Give the number of lines in the data that contain "средствами", and nothing more.

***** DATA EXTRACT *****

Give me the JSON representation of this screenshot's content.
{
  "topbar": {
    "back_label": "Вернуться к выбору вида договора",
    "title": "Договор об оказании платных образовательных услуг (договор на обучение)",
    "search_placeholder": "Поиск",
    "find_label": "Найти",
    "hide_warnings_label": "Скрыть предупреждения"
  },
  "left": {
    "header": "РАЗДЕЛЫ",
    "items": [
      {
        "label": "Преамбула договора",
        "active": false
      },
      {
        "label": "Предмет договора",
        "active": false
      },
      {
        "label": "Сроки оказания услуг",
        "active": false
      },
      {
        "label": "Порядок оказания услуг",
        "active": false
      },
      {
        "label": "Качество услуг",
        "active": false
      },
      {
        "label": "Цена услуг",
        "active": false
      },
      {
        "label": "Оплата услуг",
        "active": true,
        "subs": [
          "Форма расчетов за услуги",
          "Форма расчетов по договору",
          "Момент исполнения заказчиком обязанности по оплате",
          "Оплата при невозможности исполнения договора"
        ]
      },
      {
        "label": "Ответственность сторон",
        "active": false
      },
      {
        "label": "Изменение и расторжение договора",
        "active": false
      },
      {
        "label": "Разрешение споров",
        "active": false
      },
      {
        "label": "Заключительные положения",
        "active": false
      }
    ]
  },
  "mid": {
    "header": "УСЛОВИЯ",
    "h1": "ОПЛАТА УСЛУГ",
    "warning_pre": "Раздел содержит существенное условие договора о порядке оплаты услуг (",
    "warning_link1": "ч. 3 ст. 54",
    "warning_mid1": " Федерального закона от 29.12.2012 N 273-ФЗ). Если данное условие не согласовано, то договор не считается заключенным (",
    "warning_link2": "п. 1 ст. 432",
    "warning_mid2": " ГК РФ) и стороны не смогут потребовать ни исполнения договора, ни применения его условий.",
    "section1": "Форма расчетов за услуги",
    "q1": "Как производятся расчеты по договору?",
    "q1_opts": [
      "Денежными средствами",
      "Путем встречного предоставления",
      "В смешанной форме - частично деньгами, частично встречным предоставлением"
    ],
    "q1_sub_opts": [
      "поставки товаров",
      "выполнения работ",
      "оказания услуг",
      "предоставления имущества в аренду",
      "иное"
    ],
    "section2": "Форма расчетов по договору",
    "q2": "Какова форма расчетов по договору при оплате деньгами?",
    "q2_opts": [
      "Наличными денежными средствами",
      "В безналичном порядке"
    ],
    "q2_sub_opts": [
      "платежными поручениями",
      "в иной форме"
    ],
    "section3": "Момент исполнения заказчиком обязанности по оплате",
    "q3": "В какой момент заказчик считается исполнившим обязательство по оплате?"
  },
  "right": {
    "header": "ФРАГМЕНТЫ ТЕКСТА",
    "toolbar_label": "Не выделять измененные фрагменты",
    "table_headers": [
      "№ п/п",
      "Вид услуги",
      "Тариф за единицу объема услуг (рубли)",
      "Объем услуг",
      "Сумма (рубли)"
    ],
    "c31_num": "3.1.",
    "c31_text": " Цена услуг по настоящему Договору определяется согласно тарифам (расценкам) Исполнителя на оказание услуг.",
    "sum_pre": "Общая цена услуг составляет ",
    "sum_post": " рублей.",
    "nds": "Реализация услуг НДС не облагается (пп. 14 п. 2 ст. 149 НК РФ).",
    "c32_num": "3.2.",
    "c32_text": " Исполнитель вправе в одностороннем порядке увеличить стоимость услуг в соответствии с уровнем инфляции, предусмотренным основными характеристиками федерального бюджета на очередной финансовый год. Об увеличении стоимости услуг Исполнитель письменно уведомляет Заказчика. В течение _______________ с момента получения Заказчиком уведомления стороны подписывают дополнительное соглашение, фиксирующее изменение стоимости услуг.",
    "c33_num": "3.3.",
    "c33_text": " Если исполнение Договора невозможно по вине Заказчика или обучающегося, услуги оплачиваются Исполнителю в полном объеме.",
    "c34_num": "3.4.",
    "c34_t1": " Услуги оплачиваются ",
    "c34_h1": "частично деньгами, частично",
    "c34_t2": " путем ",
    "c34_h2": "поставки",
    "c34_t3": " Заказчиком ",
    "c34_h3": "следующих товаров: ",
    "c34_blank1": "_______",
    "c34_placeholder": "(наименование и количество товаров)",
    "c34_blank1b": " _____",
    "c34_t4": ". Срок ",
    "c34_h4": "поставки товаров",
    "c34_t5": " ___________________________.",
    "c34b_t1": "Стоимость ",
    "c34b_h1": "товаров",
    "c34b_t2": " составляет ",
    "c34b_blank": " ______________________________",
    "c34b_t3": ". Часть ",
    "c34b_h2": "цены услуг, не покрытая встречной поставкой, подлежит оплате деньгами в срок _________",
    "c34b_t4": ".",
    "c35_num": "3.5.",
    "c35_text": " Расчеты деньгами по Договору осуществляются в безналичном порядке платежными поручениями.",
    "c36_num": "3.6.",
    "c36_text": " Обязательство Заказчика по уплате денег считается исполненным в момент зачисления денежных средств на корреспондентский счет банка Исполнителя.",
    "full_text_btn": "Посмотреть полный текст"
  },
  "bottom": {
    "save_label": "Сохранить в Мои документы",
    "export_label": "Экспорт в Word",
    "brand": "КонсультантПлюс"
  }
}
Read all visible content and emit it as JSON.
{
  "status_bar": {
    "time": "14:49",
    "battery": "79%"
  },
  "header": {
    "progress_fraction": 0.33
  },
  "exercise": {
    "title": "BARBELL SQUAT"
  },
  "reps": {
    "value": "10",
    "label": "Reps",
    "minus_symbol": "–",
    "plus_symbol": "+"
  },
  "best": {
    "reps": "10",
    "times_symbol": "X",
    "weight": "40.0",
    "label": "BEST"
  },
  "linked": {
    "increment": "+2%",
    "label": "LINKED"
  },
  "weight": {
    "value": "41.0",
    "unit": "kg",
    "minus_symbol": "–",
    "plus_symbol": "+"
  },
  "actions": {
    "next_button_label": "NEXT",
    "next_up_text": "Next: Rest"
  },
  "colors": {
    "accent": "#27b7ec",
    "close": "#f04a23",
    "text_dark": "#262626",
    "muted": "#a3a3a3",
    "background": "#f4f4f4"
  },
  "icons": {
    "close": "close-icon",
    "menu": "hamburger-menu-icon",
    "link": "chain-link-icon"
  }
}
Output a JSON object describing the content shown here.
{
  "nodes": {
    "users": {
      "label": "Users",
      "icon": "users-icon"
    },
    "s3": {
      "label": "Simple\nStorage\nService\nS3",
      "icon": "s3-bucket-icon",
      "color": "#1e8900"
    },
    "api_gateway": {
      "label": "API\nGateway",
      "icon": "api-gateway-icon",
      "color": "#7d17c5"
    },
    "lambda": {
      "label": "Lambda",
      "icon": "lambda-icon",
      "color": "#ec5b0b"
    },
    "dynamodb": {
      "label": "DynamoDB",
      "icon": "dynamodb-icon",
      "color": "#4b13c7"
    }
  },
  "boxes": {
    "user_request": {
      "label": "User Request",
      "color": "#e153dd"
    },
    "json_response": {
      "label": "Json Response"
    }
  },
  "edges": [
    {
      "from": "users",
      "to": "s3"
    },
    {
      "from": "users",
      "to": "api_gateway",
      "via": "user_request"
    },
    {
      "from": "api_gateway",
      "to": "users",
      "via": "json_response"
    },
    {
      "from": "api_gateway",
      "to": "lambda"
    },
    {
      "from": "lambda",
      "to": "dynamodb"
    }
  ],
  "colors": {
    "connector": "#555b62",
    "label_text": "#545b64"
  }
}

*****

## REPLY TO THE EXERCISE
2